- [What you need to do]
1: Reproduce the part of the post on upset wins that begins at the words "We all love" and ends after the words "pulls it off.".
2: Answer these questions from the post on upset wins:
(a) Who makes soccer match-level predictions available on GitHub?
(b) Which sport did the writer first intend to use for this analysis?
(c) What file does the code read into soccer_data?
3: For each statement, say whether it agrees with the post on upset wins. Give yes or no, and quote the words of the post that decide it.
(a) The writer originally planned to do this analysis with baseball.
(b) The code loads the plotly library.
(c) The code reads its data from a file named soccer_data.csv.

** start Supplied passage **

Upset Wins in the Beautiful Game

We all love a good underdog win. Be it the Orioles beating the Yankees*, the Lions beating whoever they’re playing that week, or Croatia beating Brazil, we love it when the team nobody thinks will win pulls it off.

*Or anybody beating the Yankees, let’s be honest.

But how often does this happen? We’d need to find not only the outcome of the game itself, but also find a way to measure just how unlikely the win was in the first place. Thankfully, 538 makes their soccer* match-level predictions available on GitHub (details about the data here), so we can see what odds their model gave each team before the match and use that as a proxy for how much we’d expect a win. Let’s look at an example game.

*I was going to do this with baseball, and was thinking through how to go about calcing who the favorite was when I stumbled on this. Sometimes you just go with what’s there.

Show the code

library(hrbrthemes)
library(gt)
library(plotly)
library(tidyverse)
library(zoo)

soccer_data <- read.csv('spi_matches.csv') %>%
  mutate(game_id = paste(date, team1, 'vs', team2))

** end Supplied passage **
** start Dataset content **

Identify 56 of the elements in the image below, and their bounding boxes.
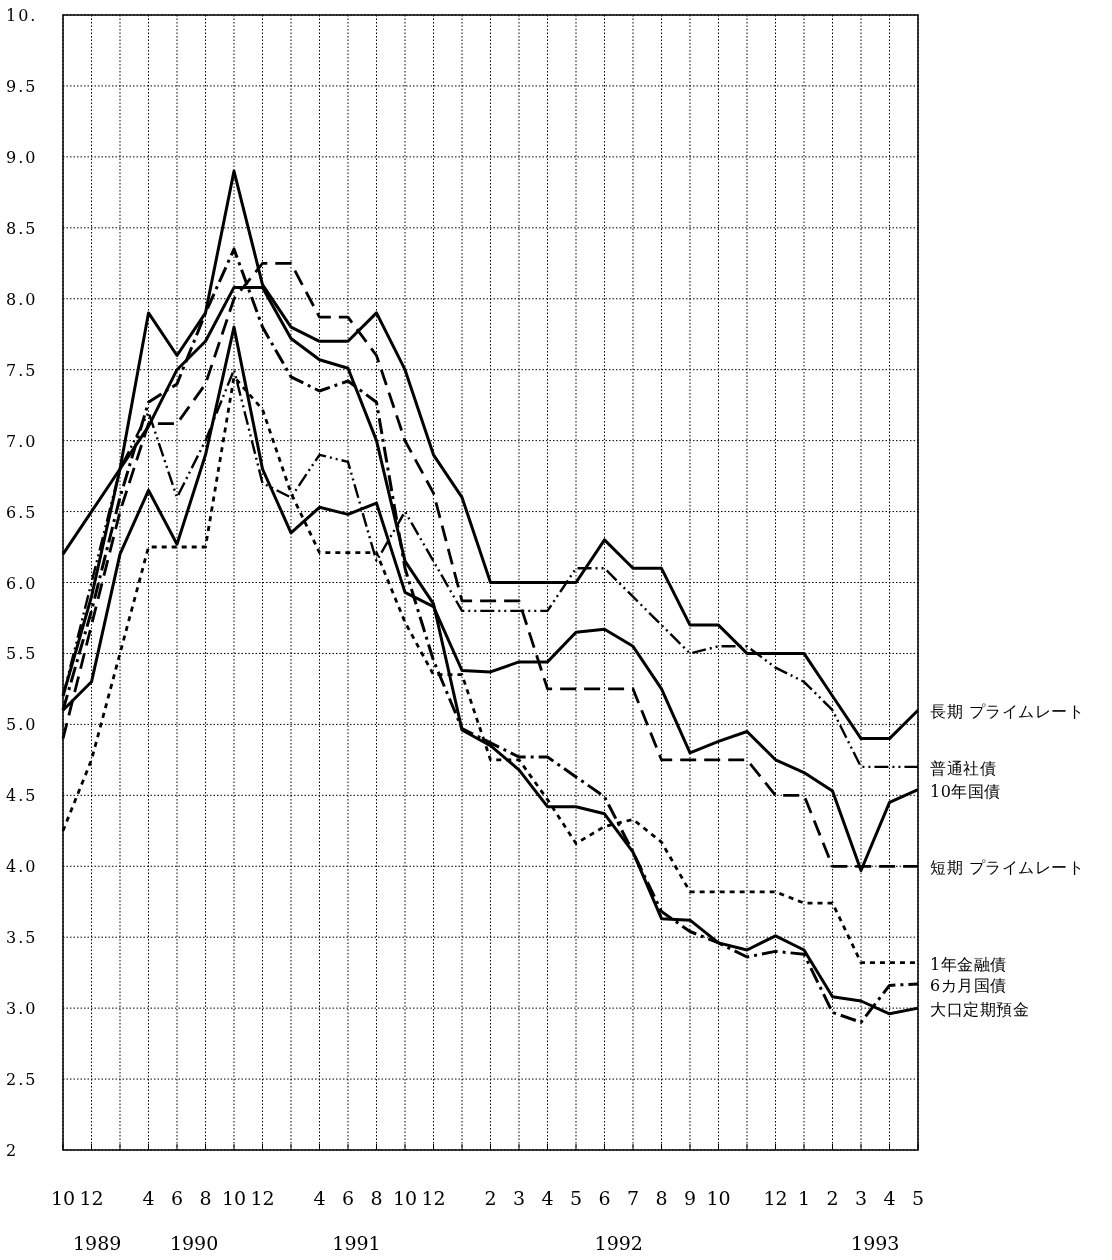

** end Dataset content **

- [Solution list]
1:
We all love a good underdog win. Be it the Orioles beating the Yankees*, the Lions beating whoever they’re playing that week, or Croatia beating Brazil, we love it when the team nobody thinks will win pulls it off.

2:
(a) 538
(b) Baseball
(c) spi_matches.csv

3:
(a) Yes: "I was going to do this with baseball"
(b) Yes: "library(plotly)"
(c) No: "soccer_data <- read.csv('spi_matches.csv')"